WRITTEN REQUEST:
The records should be written out in full, with nothing altered.

THE RECORDS:
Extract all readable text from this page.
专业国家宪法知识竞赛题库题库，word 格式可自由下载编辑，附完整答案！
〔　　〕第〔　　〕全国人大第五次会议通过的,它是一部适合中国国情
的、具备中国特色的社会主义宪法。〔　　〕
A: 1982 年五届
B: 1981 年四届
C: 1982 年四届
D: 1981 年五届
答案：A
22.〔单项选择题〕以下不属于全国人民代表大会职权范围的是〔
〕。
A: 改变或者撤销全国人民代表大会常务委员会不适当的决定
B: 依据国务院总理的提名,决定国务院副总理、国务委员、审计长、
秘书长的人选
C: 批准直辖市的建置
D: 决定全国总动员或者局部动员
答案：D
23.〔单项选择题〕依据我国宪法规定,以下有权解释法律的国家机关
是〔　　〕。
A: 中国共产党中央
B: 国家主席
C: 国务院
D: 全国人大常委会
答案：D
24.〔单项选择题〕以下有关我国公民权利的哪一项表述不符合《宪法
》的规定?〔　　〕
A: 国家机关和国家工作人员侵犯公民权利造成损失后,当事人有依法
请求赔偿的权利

RESULT FOR THIS EXERCISE:
Extract all readable text from this page.
专业国家宪法知识竞赛题库题库，word 格式可自由下载编辑，附完整答案！
〔　　〕第〔　　〕全国人大第五次会议通过的,它是一部适合中国国情
的、具备中国特色的社会主义宪法。〔　　〕
A: 1982 年五届
B: 1981 年四届
C: 1982 年四届
D: 1981 年五届
答案：A
22.〔单项选择题〕以下不属于全国人民代表大会职权范围的是〔
〕。
A: 改变或者撤销全国人民代表大会常务委员会不适当的决定
B: 依据国务院总理的提名,决定国务院副总理、国务委员、审计长、
秘书长的人选
C: 批准直辖市的建置
D: 决定全国总动员或者局部动员
答案：D
23.〔单项选择题〕依据我国宪法规定,以下有权解释法律的国家机关
是〔　　〕。
A: 中国共产党中央
B: 国家主席
C: 国务院
D: 全国人大常委会
答案：D
24.〔单项选择题〕以下有关我国公民权利的哪一项表述不符合《宪法
》的规定?〔　　〕
A: 国家机关和国家工作人员侵犯公民权利造成损失后,当事人有依法
请求赔偿的权利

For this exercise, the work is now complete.